■ **Entries with figure data**

--------------------

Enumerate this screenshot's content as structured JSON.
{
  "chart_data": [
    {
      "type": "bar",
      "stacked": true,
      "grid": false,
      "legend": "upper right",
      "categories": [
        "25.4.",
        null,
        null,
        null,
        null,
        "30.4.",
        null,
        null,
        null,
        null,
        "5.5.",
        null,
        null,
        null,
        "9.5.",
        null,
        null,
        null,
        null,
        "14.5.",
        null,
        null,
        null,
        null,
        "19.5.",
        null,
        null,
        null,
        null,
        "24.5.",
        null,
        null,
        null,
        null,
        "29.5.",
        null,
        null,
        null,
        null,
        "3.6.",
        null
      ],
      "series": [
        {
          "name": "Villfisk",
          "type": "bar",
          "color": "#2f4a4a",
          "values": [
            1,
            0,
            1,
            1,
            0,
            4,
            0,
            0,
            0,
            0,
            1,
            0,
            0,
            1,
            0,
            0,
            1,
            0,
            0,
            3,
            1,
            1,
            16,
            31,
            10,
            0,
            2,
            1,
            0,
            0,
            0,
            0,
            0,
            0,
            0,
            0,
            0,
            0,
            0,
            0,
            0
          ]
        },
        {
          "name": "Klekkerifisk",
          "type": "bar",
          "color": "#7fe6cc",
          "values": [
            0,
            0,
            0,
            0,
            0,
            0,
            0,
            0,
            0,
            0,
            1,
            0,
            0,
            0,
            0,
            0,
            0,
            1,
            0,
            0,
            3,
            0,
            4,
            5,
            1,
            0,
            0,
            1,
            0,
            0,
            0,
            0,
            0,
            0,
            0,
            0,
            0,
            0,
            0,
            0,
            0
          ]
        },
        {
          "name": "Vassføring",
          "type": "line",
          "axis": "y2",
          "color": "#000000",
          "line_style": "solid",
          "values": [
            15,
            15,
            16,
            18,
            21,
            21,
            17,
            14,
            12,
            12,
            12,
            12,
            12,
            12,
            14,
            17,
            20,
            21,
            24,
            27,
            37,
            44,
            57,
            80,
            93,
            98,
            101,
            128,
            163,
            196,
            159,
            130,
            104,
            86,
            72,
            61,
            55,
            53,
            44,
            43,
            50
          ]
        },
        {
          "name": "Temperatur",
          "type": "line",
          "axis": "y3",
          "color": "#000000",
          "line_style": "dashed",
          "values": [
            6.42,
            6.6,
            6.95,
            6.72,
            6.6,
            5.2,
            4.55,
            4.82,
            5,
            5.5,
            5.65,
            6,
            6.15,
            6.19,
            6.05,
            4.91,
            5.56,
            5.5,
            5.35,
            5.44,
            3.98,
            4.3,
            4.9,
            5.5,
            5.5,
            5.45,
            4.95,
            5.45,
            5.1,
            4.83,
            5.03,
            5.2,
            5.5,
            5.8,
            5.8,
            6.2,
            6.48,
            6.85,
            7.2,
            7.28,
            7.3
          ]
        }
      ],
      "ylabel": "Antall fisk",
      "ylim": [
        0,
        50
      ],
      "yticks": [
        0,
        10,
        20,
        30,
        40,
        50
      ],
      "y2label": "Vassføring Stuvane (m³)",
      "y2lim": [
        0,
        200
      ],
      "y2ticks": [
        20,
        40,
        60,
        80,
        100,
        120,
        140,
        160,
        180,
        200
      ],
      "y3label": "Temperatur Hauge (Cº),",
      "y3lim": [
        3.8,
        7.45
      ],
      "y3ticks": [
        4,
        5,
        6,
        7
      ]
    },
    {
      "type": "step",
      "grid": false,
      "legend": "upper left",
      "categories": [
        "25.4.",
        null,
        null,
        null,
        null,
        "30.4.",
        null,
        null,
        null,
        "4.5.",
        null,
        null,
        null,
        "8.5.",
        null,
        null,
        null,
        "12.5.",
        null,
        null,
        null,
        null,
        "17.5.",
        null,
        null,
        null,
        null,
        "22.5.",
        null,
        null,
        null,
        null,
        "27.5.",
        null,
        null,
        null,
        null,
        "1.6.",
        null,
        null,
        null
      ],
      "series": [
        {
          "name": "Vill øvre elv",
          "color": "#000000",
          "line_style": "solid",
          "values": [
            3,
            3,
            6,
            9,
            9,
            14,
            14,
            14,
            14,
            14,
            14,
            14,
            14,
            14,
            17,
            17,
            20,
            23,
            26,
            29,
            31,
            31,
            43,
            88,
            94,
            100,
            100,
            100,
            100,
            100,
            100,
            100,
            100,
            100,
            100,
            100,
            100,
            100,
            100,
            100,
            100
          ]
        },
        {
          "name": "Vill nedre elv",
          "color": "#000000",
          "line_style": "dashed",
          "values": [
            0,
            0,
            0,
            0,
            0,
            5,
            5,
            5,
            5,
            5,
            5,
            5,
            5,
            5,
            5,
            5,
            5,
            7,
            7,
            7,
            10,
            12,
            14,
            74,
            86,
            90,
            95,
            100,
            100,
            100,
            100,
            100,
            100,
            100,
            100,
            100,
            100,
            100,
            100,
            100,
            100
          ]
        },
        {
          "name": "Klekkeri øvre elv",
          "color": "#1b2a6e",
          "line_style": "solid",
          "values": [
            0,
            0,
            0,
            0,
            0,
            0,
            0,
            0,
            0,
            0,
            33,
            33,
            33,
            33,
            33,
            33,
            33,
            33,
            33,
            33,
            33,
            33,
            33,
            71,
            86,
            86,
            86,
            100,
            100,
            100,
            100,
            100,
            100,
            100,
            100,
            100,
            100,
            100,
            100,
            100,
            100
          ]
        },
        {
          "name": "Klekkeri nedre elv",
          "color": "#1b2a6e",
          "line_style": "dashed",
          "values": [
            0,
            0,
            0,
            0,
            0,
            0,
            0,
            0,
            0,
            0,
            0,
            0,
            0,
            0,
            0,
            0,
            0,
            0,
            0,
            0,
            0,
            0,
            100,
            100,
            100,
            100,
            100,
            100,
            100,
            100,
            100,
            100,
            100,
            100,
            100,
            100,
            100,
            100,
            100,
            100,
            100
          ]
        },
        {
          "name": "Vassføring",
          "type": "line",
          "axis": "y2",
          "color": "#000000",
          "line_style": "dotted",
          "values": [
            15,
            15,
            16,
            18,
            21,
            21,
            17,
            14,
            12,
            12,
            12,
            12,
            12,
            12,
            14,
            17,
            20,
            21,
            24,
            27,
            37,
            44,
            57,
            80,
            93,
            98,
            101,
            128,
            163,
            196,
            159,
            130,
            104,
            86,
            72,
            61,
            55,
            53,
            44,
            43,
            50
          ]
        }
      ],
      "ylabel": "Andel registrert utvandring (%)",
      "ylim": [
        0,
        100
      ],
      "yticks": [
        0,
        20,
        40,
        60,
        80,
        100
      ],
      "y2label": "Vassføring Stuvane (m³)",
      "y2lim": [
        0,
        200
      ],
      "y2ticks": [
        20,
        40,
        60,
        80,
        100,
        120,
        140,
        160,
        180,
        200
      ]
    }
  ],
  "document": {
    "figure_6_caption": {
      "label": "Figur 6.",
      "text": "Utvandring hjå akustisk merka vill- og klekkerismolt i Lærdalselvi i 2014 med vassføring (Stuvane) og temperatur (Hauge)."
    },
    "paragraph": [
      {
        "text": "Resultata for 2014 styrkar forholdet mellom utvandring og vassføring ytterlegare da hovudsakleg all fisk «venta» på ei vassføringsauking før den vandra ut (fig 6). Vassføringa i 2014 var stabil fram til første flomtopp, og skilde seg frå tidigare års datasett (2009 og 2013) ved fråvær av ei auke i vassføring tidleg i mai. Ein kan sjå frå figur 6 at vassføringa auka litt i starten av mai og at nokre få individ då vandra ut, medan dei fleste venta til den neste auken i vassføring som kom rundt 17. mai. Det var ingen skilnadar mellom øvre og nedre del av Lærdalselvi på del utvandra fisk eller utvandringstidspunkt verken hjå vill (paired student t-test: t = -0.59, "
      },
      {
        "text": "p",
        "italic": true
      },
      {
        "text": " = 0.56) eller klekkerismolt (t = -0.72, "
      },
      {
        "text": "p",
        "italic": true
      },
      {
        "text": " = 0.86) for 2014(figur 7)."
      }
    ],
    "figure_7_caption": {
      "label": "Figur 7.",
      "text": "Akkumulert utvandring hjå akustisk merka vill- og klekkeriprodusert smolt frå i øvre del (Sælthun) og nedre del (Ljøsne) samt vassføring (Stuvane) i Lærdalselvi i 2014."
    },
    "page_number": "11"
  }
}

--------------------

■ **Given exercise**
Filter the data for the string "Stuvane" and copy every line that has it.

■ **Answer to this task**
      "y2label": "Vassføring Stuvane (m³)",
      "y2label": "Vassføring Stuvane (m³)",
      "text": "Utvandring hjå akustisk merka vill- og klekkerismolt i Lærdalselvi i 2014 med vassføring (Stuvane) og temperatur (Hauge)."
      "text": "Akkumulert utvandring hjå akustisk merka vill- og klekkeriprodusert smolt frå i øvre del (Sælthun) og nedre del (Ljøsne) samt vassføring (Stuvane) i Lærdalselvi i 2014."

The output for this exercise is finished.